What you will do:
**A)** Check the Calgary community support passage and decide whether each statement below agrees with it: (i) Alpha House holds that clients should set the pace of their own journey; (ii) the Community Action on Mental Health and Addiction strategy is already finished; (iii) Community Associations can give information about services in the area. Answer yes or no for each, quoting the deciding words of the passage exactly.
**B)** Recast the paragraph of the Calgary community support passage that begins "Second, learning more about what the Community Association offers" as a short bulleted list that keeps its main facts.
**C)** Pick up the Calgary community support passage after its final sentence and continue it.
*** Passage shown Section Begins ***
As for the City’s role, one of the core elements of the Community Action on Mental
Health and Addiction strategy, which is currently being developed, is strengthening access and navigation. This includes finding ways to make it easier for Calgarians to get the help they need. This happens in the communities where people live and that’s where we’re focusing.
Individual choice is really important for Alpha House and our work; it’s
important to us that clients determine the pace and trajectory of their journey because they are human and have the right to self-determination like anyone. Unless someone is actively engaging in illegal behavior or deemed a risk to themselves or others from a mental health perspective, they have the same rights as any citizen to be on the street.
To your underlying point though, there is certainly room for conversations around safety and harm and what is in the best interest of the client and the public and how we, as a society, can be responsive to both.
Here is the link to one of the many iterations of the Brain Story training https://www.albertafamilywellness.org/what-we-know/the-brain-story You can also visit www.ticcollective.ca for other resources around being trauma informed.
First, it’s helpful to know what your City Councillor is already doing in your
neighbourhood to increase access to services or to increase services in general.
Second, learning more about what the Community Association offers in your
neighbourhood is really important because a lot of the time they have services people don’t even realize exist or can provide information about services in the area. You can also find out if a City of Calgary Community Social Worker is working in your community and talk to them about what’s available and what concerns you have. Often there are people already doing work around these issues and it is a matter of seeking them out and identifying ways to support, or provide constructive criticism. If you find that there isn’t anything, a good place to start is with your City Councillor to raise your concerns and work with your neighbours to identify what your community needs are.
*** Passage shown Section Ends ***
*** Records shown Section Begins ***
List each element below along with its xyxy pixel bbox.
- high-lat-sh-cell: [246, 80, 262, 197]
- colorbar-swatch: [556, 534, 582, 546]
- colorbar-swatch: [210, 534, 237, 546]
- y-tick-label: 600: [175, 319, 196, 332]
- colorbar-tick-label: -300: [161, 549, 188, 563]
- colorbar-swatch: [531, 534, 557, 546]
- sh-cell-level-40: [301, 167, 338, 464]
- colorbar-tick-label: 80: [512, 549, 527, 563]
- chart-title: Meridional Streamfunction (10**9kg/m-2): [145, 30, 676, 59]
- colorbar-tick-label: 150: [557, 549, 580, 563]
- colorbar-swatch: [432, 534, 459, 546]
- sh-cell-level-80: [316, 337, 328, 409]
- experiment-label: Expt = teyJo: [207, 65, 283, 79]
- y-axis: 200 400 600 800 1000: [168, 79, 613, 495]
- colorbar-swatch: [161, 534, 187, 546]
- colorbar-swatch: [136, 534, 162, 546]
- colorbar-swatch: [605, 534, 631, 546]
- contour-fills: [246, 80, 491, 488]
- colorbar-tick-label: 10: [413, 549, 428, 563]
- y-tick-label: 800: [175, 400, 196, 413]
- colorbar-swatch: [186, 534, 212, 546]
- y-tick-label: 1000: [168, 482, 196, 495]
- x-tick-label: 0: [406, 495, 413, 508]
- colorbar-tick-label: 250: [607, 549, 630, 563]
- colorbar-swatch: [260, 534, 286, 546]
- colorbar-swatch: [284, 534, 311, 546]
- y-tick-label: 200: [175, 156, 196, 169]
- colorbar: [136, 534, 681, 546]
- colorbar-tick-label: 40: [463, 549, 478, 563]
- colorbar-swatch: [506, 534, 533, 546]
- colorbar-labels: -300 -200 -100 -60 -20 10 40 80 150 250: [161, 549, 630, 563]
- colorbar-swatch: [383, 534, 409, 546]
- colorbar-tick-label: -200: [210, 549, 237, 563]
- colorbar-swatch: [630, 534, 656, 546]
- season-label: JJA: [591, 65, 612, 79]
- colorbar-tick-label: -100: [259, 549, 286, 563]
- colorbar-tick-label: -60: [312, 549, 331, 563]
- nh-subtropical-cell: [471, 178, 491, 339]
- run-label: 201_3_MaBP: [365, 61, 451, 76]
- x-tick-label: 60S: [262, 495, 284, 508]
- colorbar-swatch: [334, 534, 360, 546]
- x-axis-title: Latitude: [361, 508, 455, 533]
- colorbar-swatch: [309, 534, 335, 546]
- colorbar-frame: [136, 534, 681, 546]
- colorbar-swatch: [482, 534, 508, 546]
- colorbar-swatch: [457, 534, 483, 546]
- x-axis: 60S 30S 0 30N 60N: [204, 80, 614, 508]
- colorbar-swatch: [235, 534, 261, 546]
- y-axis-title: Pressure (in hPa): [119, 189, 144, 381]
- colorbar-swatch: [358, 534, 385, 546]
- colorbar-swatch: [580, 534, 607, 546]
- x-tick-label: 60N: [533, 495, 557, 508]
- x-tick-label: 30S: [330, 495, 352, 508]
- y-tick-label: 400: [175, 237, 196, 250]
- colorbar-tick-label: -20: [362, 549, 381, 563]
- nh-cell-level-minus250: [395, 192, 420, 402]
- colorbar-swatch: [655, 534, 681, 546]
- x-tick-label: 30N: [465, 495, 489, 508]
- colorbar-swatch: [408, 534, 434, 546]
*** Records shown Section Ends ***
Outputs in order:
**A)**
(i) Yes: "clients determine the pace and trajectory of their journey"
(ii) No: "which is currently being developed"
(iii) Yes: "can provide information about services in the area"

**B)**
- Learn what the Community Association offers in your neighbourhood. It often has services people don't know about, or it can give information about services in the area.
- Find out whether a City of Calgary Community Social Worker works in your community, and talk with them about what is available and what concerns you.
- People are often already working on these issues. Seek them out and find ways to support them or to offer constructive criticism.
- If nothing exists, start by raising your concerns with your City Councillor and work with your neighbours to identify what your community needs.

**C)**
While the ‘Homelessness in the NE’ workshop was intended to be an introductory opportunity for participants to learn about addictions, mental health and homelessness generally, there were some questions raised at the workshop from participants regarding temporary use of the Clarion Hotel to house clients from Alpha House during the COVID-19 pandemic. Below are responses to those questions. Please call Alpha House – Clarion Hotel at 587-437-8798 if you have any follow up questions.
Alpha House’s contract with the Clarion is slated to end at the end of August
2020. We do not have more information at this time as to whether it will continue past this date though we are actively looking for long-term solutions because of the risks of COVID-19 to the population we serve and to the public.
Alpha House is currently working with Ward 10 Councillor’s Office, the
Community Resource Officer (CRO, police), and the MLA for the area to develop a
better communication plan and long-term solution for the Vista Heights/Mayland area. That information will include community members and include opportunities to hear community concerns. We don’t have any more specific dates/info at this time but we are working to create a better forum for discussion.
Alpha House works daily with clients on expectations and behaviours. If we
know of incidents with our clients, we are able to respond to them and address those
issues with the client in question. If it isn’t an Alpha House client, we do not have the
grounds to manage the situation but things like breaking and entering, theft or violence, should be reported to police and the suspect or perpetrator will face consequences.